*Provided records*
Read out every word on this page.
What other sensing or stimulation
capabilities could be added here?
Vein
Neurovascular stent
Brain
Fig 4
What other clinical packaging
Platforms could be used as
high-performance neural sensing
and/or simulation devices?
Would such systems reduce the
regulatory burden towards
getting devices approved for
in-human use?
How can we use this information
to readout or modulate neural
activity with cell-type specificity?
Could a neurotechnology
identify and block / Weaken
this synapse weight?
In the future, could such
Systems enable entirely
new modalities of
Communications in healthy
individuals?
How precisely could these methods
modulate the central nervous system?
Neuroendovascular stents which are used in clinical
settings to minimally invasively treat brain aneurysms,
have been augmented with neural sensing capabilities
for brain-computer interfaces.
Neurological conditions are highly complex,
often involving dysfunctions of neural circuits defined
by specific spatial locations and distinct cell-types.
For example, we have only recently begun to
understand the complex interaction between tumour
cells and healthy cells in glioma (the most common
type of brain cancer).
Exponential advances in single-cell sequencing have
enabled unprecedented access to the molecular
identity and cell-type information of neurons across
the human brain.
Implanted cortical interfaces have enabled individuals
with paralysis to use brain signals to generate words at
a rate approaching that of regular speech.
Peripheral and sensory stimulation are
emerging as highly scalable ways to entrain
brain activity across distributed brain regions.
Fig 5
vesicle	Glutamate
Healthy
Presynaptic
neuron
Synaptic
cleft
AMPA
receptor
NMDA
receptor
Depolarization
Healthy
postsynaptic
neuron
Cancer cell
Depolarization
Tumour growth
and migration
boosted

*Task to complete*
Retype all of the material above. Do not alter a single word.

*Answer*
Read out every word on this page.
What other sensing or stimulation
capabilities could be added here?
Vein
Neurovascular stent
Brain
Fig 4
What other clinical packaging
Platforms could be used as
high-performance neural sensing
and/or simulation devices?
Would such systems reduce the
regulatory burden towards
getting devices approved for
in-human use?
How can we use this information
to readout or modulate neural
activity with cell-type specificity?
Could a neurotechnology
identify and block / Weaken
this synapse weight?
In the future, could such
Systems enable entirely
new modalities of
Communications in healthy
individuals?
How precisely could these methods
modulate the central nervous system?
Neuroendovascular stents which are used in clinical
settings to minimally invasively treat brain aneurysms,
have been augmented with neural sensing capabilities
for brain-computer interfaces.
Neurological conditions are highly complex,
often involving dysfunctions of neural circuits defined
by specific spatial locations and distinct cell-types.
For example, we have only recently begun to
understand the complex interaction between tumour
cells and healthy cells in glioma (the most common
type of brain cancer).
Exponential advances in single-cell sequencing have
enabled unprecedented access to the molecular
identity and cell-type information of neurons across
the human brain.
Implanted cortical interfaces have enabled individuals
with paralysis to use brain signals to generate words at
a rate approaching that of regular speech.
Peripheral and sensory stimulation are
emerging as highly scalable ways to entrain
brain activity across distributed brain regions.
Fig 5
vesicle	Glutamate
Healthy
Presynaptic
neuron
Synaptic
cleft
AMPA
receptor
NMDA
receptor
Depolarization
Healthy
postsynaptic
neuron
Cancer cell
Depolarization
Tumour growth
and migration
boosted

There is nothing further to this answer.